[Entries with figure data]
::::

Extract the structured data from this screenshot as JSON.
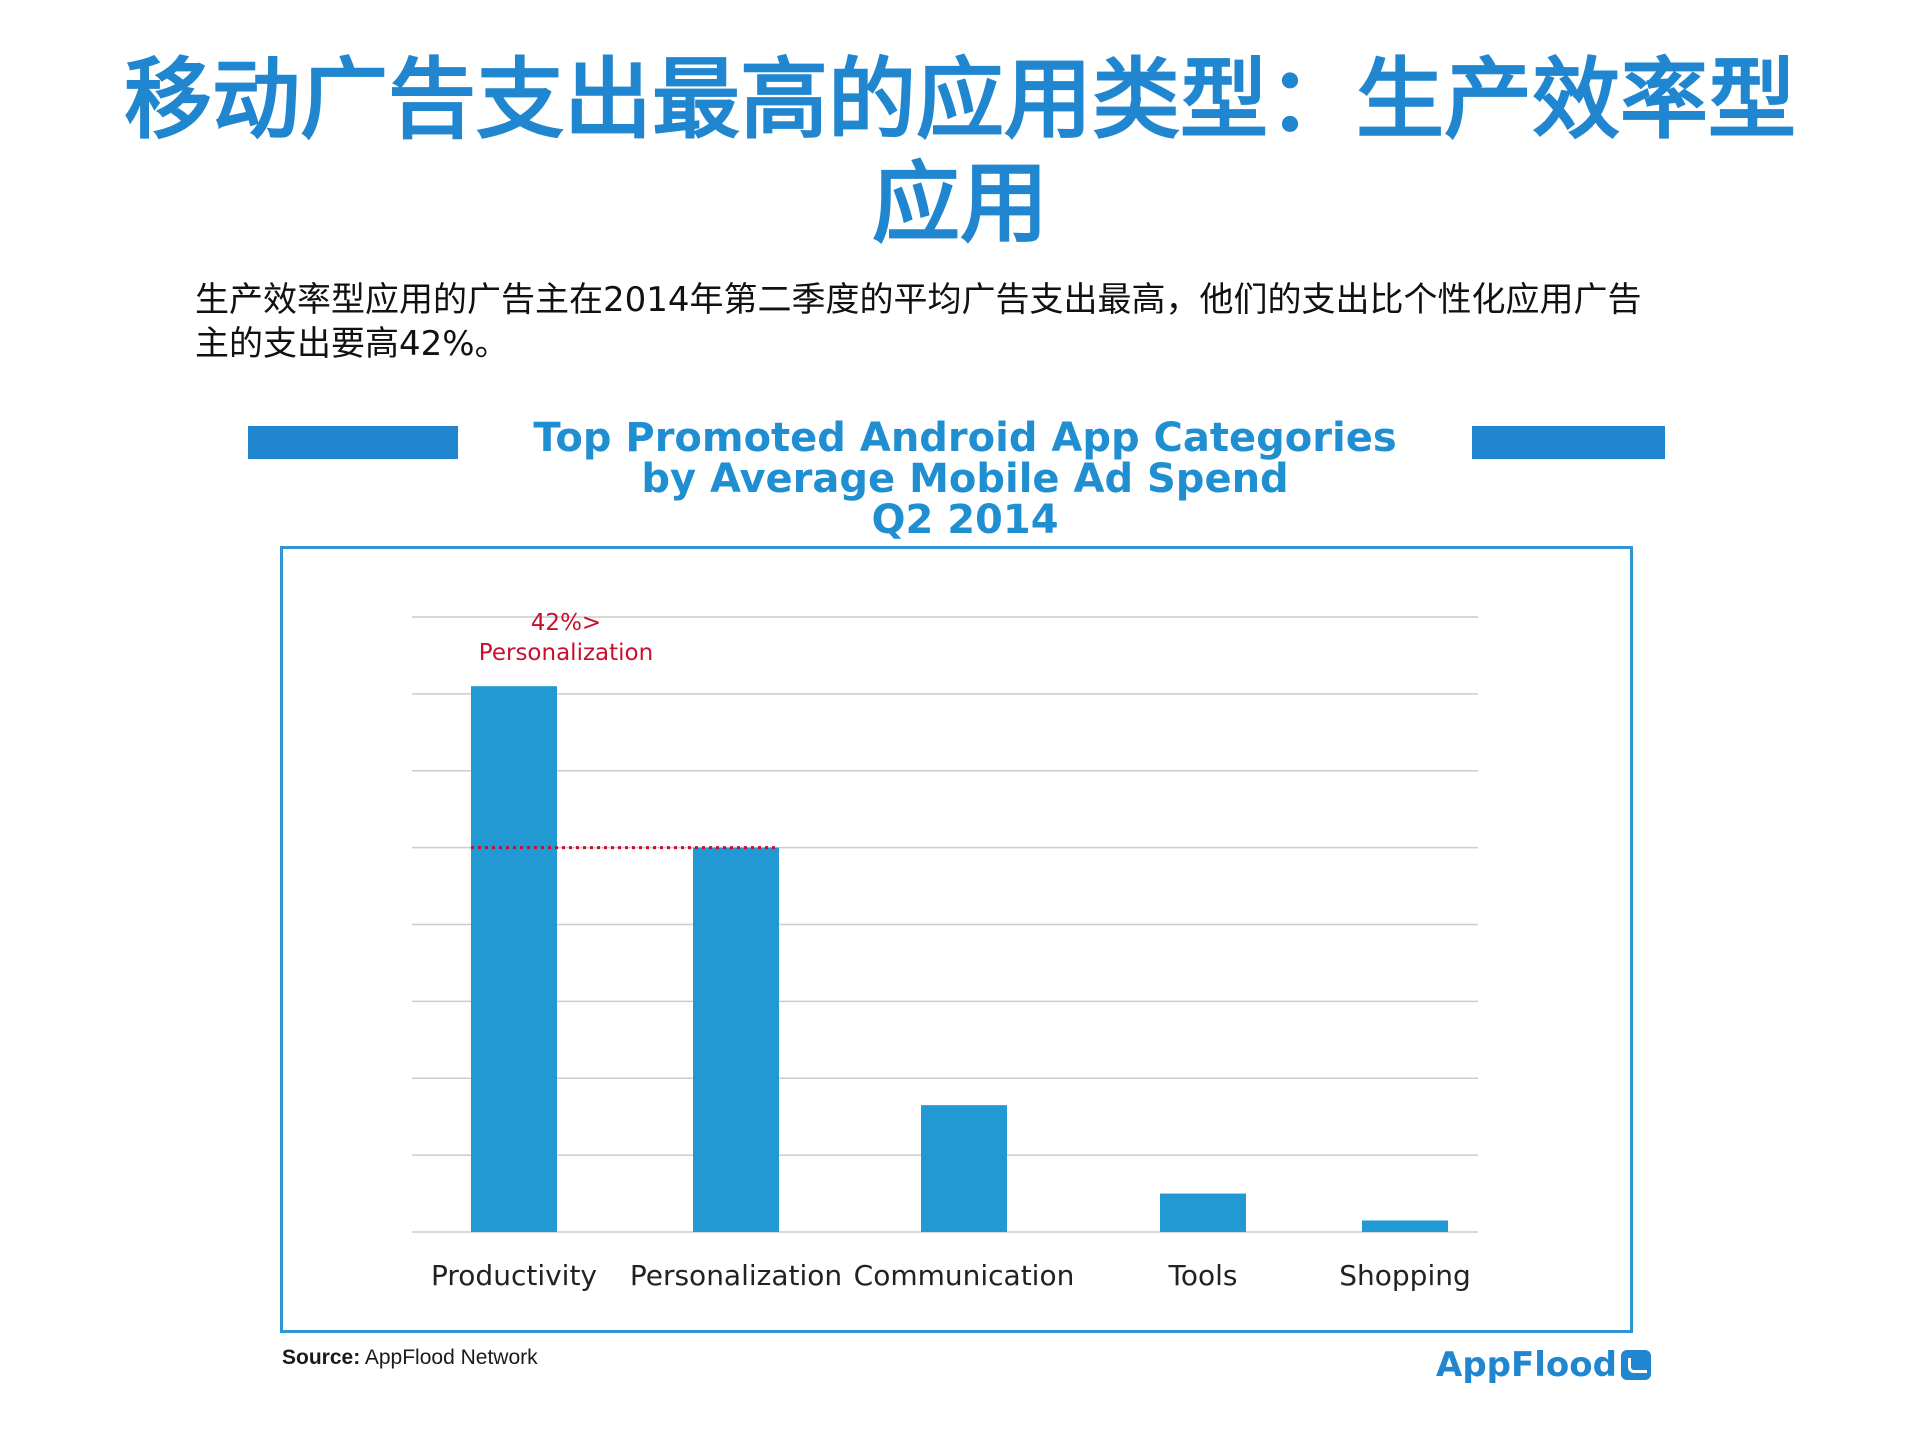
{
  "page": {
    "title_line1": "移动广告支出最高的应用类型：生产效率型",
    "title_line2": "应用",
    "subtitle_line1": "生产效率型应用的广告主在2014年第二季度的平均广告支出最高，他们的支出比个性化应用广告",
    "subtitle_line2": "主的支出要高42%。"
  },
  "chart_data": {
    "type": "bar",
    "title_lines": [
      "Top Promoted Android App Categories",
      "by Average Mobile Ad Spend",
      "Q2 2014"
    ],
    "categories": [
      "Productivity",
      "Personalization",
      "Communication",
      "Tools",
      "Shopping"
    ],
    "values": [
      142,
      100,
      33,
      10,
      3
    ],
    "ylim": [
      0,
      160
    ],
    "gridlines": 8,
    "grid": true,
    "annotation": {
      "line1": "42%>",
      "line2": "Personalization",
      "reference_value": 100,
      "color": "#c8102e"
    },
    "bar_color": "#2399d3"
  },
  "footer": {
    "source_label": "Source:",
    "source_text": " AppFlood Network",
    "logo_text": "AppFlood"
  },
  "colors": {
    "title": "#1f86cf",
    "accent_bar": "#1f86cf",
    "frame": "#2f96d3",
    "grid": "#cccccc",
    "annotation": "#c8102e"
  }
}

::::

» **Task to complete**
Transcribe the entries above verbatim, omitting their pictures.

» **Completed exercise**
Extract the structured data from this screenshot as JSON.
{
  "page": {
    "title_line1": "移动广告支出最高的应用类型：生产效率型",
    "title_line2": "应用",
    "subtitle_line1": "生产效率型应用的广告主在2014年第二季度的平均广告支出最高，他们的支出比个性化应用广告",
    "subtitle_line2": "主的支出要高42%。"
  },
  "chart_data": {
    "type": "bar",
    "title_lines": [
      "Top Promoted Android App Categories",
      "by Average Mobile Ad Spend",
      "Q2 2014"
    ],
    "categories": [
      "Productivity",
      "Personalization",
      "Communication",
      "Tools",
      "Shopping"
    ],
    "values": [
      142,
      100,
      33,
      10,
      3
    ],
    "ylim": [
      0,
      160
    ],
    "gridlines": 8,
    "grid": true,
    "annotation": {
      "line1": "42%>",
      "line2": "Personalization",
      "reference_value": 100,
      "color": "#c8102e"
    },
    "bar_color": "#2399d3"
  },
  "footer": {
    "source_label": "Source:",
    "source_text": " AppFlood Network",
    "logo_text": "AppFlood"
  },
  "colors": {
    "title": "#1f86cf",
    "accent_bar": "#1f86cf",
    "frame": "#2f96d3",
    "grid": "#cccccc",
    "annotation": "#c8102e"
  }
}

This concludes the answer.